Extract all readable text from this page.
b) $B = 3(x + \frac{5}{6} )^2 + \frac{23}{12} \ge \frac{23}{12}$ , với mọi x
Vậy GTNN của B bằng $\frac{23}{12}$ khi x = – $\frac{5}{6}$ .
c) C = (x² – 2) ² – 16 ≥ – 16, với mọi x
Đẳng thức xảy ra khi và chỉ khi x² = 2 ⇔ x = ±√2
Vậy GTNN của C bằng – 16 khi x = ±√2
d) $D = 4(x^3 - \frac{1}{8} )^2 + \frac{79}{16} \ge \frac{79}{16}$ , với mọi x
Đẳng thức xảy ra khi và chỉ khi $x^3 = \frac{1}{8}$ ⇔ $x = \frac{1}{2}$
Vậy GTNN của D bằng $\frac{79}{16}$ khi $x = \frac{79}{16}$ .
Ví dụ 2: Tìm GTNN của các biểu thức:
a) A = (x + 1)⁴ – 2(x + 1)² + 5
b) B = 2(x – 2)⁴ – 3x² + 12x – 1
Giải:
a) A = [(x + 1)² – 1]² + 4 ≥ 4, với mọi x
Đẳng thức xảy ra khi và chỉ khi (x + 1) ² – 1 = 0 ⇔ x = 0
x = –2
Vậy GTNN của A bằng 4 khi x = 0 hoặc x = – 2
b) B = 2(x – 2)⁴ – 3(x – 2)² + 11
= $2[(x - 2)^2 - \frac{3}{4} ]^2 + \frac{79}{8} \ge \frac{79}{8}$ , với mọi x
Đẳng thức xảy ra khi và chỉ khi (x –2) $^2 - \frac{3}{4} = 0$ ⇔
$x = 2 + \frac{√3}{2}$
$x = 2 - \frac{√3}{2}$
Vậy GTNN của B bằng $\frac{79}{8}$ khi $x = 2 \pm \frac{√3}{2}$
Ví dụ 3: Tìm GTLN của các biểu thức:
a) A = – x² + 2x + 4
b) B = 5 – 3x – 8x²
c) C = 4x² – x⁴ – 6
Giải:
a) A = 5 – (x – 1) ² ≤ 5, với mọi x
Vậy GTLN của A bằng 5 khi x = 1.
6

━━━━━━

Task directions — Output every line above without altering anything.

Result for this task —
Extract all readable text from this page.
b) $B = 3(x + \frac{5}{6} )^2 + \frac{23}{12} \ge \frac{23}{12}$ , với mọi x
Vậy GTNN của B bằng $\frac{23}{12}$ khi x = – $\frac{5}{6}$ .
c) C = (x² – 2) ² – 16 ≥ – 16, với mọi x
Đẳng thức xảy ra khi và chỉ khi x² = 2 ⇔ x = ±√2
Vậy GTNN của C bằng – 16 khi x = ±√2
d) $D = 4(x^3 - \frac{1}{8} )^2 + \frac{79}{16} \ge \frac{79}{16}$ , với mọi x
Đẳng thức xảy ra khi và chỉ khi $x^3 = \frac{1}{8}$ ⇔ $x = \frac{1}{2}$
Vậy GTNN của D bằng $\frac{79}{16}$ khi $x = \frac{79}{16}$ .
Ví dụ 2: Tìm GTNN của các biểu thức:
a) A = (x + 1)⁴ – 2(x + 1)² + 5
b) B = 2(x – 2)⁴ – 3x² + 12x – 1
Giải:
a) A = [(x + 1)² – 1]² + 4 ≥ 4, với mọi x
Đẳng thức xảy ra khi và chỉ khi (x + 1) ² – 1 = 0 ⇔ x = 0
x = –2
Vậy GTNN của A bằng 4 khi x = 0 hoặc x = – 2
b) B = 2(x – 2)⁴ – 3(x – 2)² + 11
= $2[(x - 2)^2 - \frac{3}{4} ]^2 + \frac{79}{8} \ge \frac{79}{8}$ , với mọi x
Đẳng thức xảy ra khi và chỉ khi (x –2) $^2 - \frac{3}{4} = 0$ ⇔
$x = 2 + \frac{√3}{2}$
$x = 2 - \frac{√3}{2}$
Vậy GTNN của B bằng $\frac{79}{8}$ khi $x = 2 \pm \frac{√3}{2}$
Ví dụ 3: Tìm GTLN của các biểu thức:
a) A = – x² + 2x + 4
b) B = 5 – 3x – 8x²
c) C = 4x² – x⁴ – 6
Giải:
a) A = 5 – (x – 1) ² ≤ 5, với mọi x
Vậy GTLN của A bằng 5 khi x = 1.
6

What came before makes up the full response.